[RECORDS PROVIDED Boundary: Start]
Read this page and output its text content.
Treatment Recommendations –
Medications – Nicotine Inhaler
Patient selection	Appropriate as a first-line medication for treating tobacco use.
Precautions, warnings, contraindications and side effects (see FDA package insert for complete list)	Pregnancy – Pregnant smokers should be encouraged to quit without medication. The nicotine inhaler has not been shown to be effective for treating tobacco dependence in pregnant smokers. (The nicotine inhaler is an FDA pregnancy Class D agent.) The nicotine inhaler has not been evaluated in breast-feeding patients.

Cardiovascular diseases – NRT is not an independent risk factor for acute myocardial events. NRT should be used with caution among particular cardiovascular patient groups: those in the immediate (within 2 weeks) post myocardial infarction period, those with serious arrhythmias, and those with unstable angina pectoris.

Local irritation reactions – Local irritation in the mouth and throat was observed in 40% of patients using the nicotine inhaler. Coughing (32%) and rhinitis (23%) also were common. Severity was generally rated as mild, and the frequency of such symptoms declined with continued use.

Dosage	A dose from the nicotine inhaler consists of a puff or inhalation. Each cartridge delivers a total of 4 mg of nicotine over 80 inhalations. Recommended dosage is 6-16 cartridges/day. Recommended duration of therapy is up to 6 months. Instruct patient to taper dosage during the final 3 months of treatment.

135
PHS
[RECORDS PROVIDED Boundary: End]
ABOUT THIS TASK
The records above should be duplicated in full, exactly as given.

TASK OUTPUT
Read this page and output its text content.
Treatment Recommendations –
Medications – Nicotine Inhaler
Patient selection	Appropriate as a first-line medication for treating tobacco use.
Precautions, warnings, contraindications and side effects (see FDA package insert for complete list)	Pregnancy – Pregnant smokers should be encouraged to quit without medication. The nicotine inhaler has not been shown to be effective for treating tobacco dependence in pregnant smokers. (The nicotine inhaler is an FDA pregnancy Class D agent.) The nicotine inhaler has not been evaluated in breast-feeding patients.

Cardiovascular diseases – NRT is not an independent risk factor for acute myocardial events. NRT should be used with caution among particular cardiovascular patient groups: those in the immediate (within 2 weeks) post myocardial infarction period, those with serious arrhythmias, and those with unstable angina pectoris.

Local irritation reactions – Local irritation in the mouth and throat was observed in 40% of patients using the nicotine inhaler. Coughing (32%) and rhinitis (23%) also were common. Severity was generally rated as mild, and the frequency of such symptoms declined with continued use.

Dosage	A dose from the nicotine inhaler consists of a puff or inhalation. Each cartridge delivers a total of 4 mg of nicotine over 80 inhalations. Recommended dosage is 6-16 cartridges/day. Recommended duration of therapy is up to 6 months. Instruct patient to taper dosage during the final 3 months of treatment.

135
PHS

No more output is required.